WORK ORDER 1:
In the brownie tutorial, what file does the tutorial say is going to be run?
WORK ORDER 2:
Copy out the part of the brownie tutorial that opens with the words containing "- Make it so: hs" and closes with "level up: cd ..".

- Start logging to a file called log1.txt
- Now get help with hs. How to do this?
- Okay, let's quit brownie
- Now, navigate to your directory (folder) that has the brownie input files. cd ("Choose Directory") is how to navigate to a folder. In our case, cd ~/browniefiles
- Make sure you're in the right directory: type ls to see the files here. You should see test1.nex. That's the file we're going to run.
- We're going to start brownie with an input file. As we learned yesterday, jobs are being run on a cluster -- a network of many computers. Type cat /usr/local/bin/brownie.sh to see the file used to start the brownie job. You can see it's very simple, just calling another script. cat /usr/local/sge/browniei.sh will show you this other script: also pretty simple, just with some options for dealing with the batching software. On your own computer, if brownie were installed correctly, just brownie filename.nex would work fine.
- Let's go! brownie.sh test1.nex
- That was underwhelming. All it did was tell us we have 10 trees. What should we do?
- Yes, let's start a log file. log file=test1.log. One thing to note is that we could have named it anything we wanted: test2.pdf, structurama.input, etc. It's still going to be a text file.
- Yes, let's start an echo file, too. echo file=test1.echo
- Make sure we know which options to use: hs ?
- Make it so: hs
- What is going on?
- Once it is done running, quit the program
- Where is the output? ls
- Normally, it would be here, but it is actually one level up: cd ..
- Let's look at the echo file first: less test1.echo
- q to quit less. Now less test1.log
- The tree returned is the species tree. You can open it in something like figtree
- Leave this file and look at other files in the directory. What is besttrees.tre.mesquite.nex? It's a file that, if you opened it in Mesquite, you could look at all the gene trees within the species tree. Rather than have you try to do scp and get Mesquite running, I will demonstrate it now. See this image for where to show constrained trees and here for output.

Data drawn from a collection:
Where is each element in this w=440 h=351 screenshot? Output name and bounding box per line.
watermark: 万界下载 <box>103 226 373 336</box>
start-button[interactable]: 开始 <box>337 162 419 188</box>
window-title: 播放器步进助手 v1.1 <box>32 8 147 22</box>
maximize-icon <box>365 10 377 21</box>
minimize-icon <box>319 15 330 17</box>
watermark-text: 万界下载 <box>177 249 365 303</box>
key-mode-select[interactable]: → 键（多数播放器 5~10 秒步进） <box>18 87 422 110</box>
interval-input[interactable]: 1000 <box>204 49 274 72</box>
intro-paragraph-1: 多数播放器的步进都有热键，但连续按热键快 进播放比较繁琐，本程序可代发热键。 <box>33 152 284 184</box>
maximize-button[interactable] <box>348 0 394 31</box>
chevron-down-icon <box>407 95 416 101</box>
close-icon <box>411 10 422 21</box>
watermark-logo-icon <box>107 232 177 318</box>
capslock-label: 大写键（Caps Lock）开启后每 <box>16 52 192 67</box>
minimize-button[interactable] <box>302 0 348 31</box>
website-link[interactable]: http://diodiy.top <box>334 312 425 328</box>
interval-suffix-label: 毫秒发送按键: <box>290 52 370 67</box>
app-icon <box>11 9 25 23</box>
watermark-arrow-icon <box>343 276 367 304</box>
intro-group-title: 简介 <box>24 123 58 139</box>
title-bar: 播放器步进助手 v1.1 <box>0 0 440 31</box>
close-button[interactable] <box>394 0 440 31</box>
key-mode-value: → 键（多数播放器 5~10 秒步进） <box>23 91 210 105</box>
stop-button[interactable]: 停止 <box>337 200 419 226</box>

YOUR RESPONSE 1:
test1.nex

YOUR RESPONSE 2:
- Make it so: hs
- What is going on?
- Once it is done running, quit the program
- Where is the output? ls
- Normally, it would be here, but it is actually one level up: cd ..